→ MATERIAL FOR THIS EXERCISE:
※

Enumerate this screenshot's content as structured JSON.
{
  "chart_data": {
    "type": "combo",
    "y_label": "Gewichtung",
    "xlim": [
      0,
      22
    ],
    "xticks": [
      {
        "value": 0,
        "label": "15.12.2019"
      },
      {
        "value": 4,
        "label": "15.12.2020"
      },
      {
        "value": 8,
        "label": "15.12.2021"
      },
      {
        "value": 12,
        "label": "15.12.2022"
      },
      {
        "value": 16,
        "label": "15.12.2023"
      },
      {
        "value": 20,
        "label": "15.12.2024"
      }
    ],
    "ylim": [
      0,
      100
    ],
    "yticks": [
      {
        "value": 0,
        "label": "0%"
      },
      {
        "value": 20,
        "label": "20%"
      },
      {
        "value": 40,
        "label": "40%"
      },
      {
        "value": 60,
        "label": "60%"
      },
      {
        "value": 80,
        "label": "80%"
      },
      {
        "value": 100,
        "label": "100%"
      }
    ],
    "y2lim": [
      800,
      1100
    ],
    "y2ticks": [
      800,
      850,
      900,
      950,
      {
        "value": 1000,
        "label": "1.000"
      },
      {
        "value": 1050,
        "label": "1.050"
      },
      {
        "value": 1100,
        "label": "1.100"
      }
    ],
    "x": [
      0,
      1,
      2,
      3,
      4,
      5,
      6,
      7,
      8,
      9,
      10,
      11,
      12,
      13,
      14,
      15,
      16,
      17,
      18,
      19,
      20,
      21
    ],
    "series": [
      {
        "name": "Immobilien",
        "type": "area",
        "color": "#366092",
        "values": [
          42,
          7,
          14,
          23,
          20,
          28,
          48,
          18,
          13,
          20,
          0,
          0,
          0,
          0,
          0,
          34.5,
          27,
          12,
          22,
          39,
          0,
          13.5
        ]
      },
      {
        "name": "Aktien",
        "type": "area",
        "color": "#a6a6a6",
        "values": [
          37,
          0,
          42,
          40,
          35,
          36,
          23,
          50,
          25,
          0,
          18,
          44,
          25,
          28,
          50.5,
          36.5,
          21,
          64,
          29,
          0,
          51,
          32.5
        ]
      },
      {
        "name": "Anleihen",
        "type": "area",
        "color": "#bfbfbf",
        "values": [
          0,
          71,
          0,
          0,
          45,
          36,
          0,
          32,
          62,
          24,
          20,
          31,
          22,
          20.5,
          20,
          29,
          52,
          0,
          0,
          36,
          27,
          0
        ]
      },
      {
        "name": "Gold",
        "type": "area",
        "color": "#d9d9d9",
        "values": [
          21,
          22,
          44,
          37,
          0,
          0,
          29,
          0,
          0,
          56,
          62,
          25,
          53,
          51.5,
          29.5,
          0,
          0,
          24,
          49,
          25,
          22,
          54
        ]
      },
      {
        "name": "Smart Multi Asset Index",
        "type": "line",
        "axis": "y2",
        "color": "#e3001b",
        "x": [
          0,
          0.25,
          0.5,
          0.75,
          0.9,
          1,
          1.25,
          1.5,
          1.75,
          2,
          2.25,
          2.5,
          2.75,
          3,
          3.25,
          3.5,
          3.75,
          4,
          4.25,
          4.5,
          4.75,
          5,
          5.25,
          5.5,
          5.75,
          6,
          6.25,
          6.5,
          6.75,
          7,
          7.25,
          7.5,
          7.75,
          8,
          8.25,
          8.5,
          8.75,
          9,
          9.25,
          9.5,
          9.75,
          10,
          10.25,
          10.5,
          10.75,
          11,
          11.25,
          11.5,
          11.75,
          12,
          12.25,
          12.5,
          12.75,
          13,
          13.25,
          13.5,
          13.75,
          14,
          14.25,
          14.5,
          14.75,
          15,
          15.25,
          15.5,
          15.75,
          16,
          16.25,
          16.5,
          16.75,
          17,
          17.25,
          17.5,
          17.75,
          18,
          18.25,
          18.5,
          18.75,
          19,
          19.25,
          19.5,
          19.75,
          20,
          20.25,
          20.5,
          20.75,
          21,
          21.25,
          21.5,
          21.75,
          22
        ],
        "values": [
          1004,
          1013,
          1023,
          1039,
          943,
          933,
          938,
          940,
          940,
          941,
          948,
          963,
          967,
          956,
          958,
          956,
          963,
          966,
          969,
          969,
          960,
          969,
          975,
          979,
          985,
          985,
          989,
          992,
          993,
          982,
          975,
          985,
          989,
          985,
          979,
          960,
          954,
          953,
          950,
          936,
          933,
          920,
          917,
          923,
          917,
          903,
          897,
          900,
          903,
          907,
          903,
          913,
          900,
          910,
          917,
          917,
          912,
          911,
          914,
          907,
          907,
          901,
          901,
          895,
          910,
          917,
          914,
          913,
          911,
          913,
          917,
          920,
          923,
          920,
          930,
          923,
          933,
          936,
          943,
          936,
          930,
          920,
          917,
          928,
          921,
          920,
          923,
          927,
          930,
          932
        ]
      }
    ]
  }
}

※

Select every line in the records above that contains the word "color".

→ RESULT OF THIS EXERCISE:
        "color": "#366092",
        "color": "#a6a6a6",
        "color": "#bfbfbf",
        "color": "#d9d9d9",
        "color": "#e3001b",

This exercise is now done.